Job: Copy each line of the records that contains the word "name".

------------------------------------------------

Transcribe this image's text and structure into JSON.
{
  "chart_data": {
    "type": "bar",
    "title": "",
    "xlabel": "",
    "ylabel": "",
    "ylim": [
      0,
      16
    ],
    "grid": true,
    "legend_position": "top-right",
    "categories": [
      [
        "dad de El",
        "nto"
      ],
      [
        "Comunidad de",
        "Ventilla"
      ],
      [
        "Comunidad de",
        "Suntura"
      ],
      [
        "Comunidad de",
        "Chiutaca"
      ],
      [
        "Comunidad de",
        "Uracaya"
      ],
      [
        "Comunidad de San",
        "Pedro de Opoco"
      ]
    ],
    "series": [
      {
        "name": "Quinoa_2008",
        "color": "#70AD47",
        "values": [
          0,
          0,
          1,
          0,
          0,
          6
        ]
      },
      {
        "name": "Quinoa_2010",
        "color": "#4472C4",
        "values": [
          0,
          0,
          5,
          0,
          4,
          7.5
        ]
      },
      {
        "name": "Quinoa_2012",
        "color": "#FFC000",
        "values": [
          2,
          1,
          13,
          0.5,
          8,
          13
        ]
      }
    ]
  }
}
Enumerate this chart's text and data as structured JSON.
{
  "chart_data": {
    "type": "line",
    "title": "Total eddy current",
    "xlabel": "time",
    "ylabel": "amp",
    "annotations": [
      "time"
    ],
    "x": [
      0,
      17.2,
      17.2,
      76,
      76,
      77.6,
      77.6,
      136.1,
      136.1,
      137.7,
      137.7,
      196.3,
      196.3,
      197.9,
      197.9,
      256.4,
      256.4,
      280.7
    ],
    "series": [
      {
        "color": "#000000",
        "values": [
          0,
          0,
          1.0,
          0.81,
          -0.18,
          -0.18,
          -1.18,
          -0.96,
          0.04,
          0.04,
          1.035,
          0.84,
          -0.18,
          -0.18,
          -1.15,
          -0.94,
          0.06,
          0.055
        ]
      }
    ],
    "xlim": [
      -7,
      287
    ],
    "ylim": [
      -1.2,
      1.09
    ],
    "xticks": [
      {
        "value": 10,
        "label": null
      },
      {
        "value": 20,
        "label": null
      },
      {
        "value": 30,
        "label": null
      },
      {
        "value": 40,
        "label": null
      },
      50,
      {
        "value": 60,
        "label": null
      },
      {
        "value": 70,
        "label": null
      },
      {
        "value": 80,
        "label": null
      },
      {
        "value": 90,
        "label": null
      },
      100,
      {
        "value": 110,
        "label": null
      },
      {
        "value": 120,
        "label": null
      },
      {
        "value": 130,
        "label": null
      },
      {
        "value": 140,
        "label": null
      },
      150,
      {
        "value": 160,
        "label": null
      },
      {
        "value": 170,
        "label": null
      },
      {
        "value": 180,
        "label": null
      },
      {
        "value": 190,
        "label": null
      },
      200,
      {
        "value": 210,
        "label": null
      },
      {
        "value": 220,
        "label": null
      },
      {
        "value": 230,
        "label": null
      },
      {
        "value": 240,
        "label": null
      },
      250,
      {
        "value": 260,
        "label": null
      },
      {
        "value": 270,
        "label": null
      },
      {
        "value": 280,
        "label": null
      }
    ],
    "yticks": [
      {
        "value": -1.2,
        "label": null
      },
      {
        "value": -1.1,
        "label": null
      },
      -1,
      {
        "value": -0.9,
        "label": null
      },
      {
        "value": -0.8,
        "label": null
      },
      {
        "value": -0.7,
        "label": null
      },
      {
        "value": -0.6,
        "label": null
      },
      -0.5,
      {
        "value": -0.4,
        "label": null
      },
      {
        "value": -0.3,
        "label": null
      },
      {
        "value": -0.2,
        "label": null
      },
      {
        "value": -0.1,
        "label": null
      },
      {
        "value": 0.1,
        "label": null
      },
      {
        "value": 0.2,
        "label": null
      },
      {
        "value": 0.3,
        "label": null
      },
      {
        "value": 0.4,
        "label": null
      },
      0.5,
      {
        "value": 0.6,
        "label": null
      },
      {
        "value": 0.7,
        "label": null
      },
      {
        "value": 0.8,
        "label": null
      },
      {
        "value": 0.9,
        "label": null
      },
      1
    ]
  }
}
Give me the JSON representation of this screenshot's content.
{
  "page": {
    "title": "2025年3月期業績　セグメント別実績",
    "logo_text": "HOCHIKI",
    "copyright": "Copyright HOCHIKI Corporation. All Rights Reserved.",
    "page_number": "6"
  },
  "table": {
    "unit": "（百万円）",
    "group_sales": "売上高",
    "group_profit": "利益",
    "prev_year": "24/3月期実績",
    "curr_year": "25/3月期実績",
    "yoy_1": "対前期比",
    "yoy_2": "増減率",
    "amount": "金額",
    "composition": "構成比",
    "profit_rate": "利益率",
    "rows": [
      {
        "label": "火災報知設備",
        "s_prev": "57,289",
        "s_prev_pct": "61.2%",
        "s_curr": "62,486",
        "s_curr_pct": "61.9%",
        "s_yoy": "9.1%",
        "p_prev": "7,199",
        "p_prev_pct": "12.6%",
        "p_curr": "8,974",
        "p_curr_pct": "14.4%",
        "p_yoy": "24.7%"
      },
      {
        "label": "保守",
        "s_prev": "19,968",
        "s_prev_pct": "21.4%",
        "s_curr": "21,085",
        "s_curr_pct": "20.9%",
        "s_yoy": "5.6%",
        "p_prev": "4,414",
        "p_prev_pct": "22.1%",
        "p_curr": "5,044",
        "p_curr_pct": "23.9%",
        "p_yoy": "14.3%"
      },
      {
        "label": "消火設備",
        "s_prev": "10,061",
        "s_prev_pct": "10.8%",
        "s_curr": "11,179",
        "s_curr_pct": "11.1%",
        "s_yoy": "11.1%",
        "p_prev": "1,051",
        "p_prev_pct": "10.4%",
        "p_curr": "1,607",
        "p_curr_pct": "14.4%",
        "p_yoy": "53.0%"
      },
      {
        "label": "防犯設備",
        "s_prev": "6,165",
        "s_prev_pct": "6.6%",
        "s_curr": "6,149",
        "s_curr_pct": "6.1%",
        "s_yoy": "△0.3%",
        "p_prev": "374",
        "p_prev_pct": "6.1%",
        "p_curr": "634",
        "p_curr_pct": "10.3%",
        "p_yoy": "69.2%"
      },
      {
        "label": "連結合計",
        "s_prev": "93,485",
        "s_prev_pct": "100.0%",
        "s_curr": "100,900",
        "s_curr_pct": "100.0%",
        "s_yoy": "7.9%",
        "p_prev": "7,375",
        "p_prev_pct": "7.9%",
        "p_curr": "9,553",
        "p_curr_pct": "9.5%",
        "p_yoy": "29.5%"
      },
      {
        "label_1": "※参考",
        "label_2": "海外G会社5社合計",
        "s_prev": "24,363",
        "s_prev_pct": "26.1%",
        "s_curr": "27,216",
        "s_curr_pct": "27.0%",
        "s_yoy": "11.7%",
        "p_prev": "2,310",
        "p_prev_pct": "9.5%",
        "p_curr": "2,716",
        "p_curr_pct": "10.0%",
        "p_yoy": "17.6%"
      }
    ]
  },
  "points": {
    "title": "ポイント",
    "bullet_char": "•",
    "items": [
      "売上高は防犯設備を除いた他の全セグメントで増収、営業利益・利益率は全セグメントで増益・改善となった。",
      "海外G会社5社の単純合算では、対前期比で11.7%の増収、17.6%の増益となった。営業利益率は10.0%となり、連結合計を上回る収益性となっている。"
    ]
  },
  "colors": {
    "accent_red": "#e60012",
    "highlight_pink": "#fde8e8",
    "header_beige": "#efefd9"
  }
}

------------------------------------------------

Exercise answer:
        "name": "Quinoa_2008",
        "name": "Quinoa_2010",
        "name": "Quinoa_2012",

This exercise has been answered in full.